** start **
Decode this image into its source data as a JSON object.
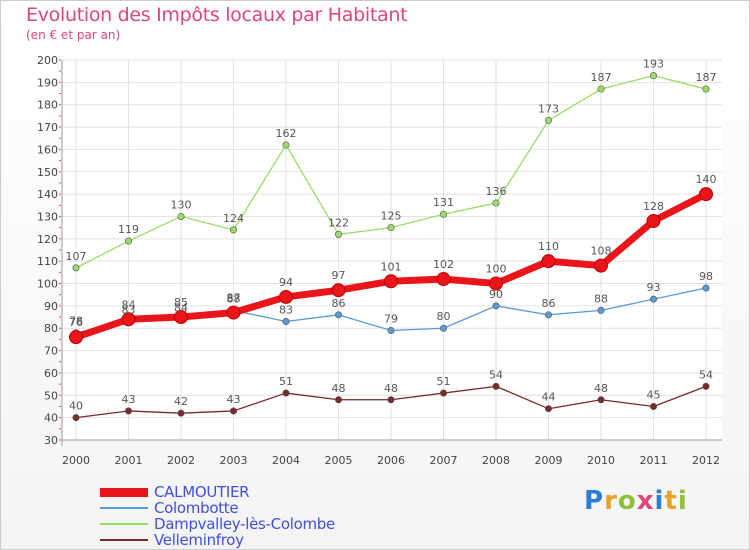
{
  "page": {
    "title": "Evolution des Impôts locaux par Habitant",
    "subtitle": "(en € et par an)"
  },
  "logo": {
    "text": "Proxiti",
    "letter_colors": [
      "#2a7fd4",
      "#e8a22b",
      "#8fc13b",
      "#e0457b",
      "#2a7fd4",
      "#e8a22b",
      "#8fc13b"
    ]
  },
  "chart_data": {
    "type": "line",
    "title": "Evolution des Impôts locaux par Habitant",
    "subtitle": "(en € et par an)",
    "xlabel": "",
    "ylabel": "",
    "categories": [
      "2000",
      "2001",
      "2002",
      "2003",
      "2004",
      "2005",
      "2006",
      "2007",
      "2008",
      "2009",
      "2010",
      "2011",
      "2012"
    ],
    "ylim": [
      30,
      200
    ],
    "yticks": [
      30,
      40,
      50,
      60,
      70,
      80,
      90,
      100,
      110,
      120,
      130,
      140,
      150,
      160,
      170,
      180,
      190,
      200
    ],
    "grid": true,
    "legend_position": "bottom-left",
    "series": [
      {
        "name": "CALMOUTIER",
        "color": "#e8161a",
        "emphasis": true,
        "values": [
          76,
          84,
          85,
          87,
          94,
          97,
          101,
          102,
          100,
          110,
          108,
          128,
          140
        ]
      },
      {
        "name": "Colombotte",
        "color": "#5b9bd5",
        "values": [
          78,
          83,
          84,
          88,
          83,
          86,
          79,
          80,
          90,
          86,
          88,
          93,
          98
        ]
      },
      {
        "name": "Dampvalley-lès-Colombe",
        "color": "#99dd66",
        "values": [
          107,
          119,
          130,
          124,
          162,
          122,
          125,
          131,
          136,
          173,
          187,
          193,
          187
        ]
      },
      {
        "name": "Velleminfroy",
        "color": "#7a2a2a",
        "values": [
          40,
          43,
          42,
          43,
          51,
          48,
          48,
          51,
          54,
          44,
          48,
          45,
          54
        ]
      }
    ]
  }
}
** end **
Problem requirements:
Print the complete listing exactly as it stands, without its pictures.

The output:
Decode this image into its source data as a JSON object.
{
  "page": {
    "title": "Evolution des Impôts locaux par Habitant",
    "subtitle": "(en € et par an)"
  },
  "logo": {
    "text": "Proxiti",
    "letter_colors": [
      "#2a7fd4",
      "#e8a22b",
      "#8fc13b",
      "#e0457b",
      "#2a7fd4",
      "#e8a22b",
      "#8fc13b"
    ]
  },
  "chart_data": {
    "type": "line",
    "title": "Evolution des Impôts locaux par Habitant",
    "subtitle": "(en € et par an)",
    "xlabel": "",
    "ylabel": "",
    "categories": [
      "2000",
      "2001",
      "2002",
      "2003",
      "2004",
      "2005",
      "2006",
      "2007",
      "2008",
      "2009",
      "2010",
      "2011",
      "2012"
    ],
    "ylim": [
      30,
      200
    ],
    "yticks": [
      30,
      40,
      50,
      60,
      70,
      80,
      90,
      100,
      110,
      120,
      130,
      140,
      150,
      160,
      170,
      180,
      190,
      200
    ],
    "grid": true,
    "legend_position": "bottom-left",
    "series": [
      {
        "name": "CALMOUTIER",
        "color": "#e8161a",
        "emphasis": true,
        "values": [
          76,
          84,
          85,
          87,
          94,
          97,
          101,
          102,
          100,
          110,
          108,
          128,
          140
        ]
      },
      {
        "name": "Colombotte",
        "color": "#5b9bd5",
        "values": [
          78,
          83,
          84,
          88,
          83,
          86,
          79,
          80,
          90,
          86,
          88,
          93,
          98
        ]
      },
      {
        "name": "Dampvalley-lès-Colombe",
        "color": "#99dd66",
        "values": [
          107,
          119,
          130,
          124,
          162,
          122,
          125,
          131,
          136,
          173,
          187,
          193,
          187
        ]
      },
      {
        "name": "Velleminfroy",
        "color": "#7a2a2a",
        "values": [
          40,
          43,
          42,
          43,
          51,
          48,
          48,
          51,
          54,
          44,
          48,
          45,
          54
        ]
      }
    ]
  }
}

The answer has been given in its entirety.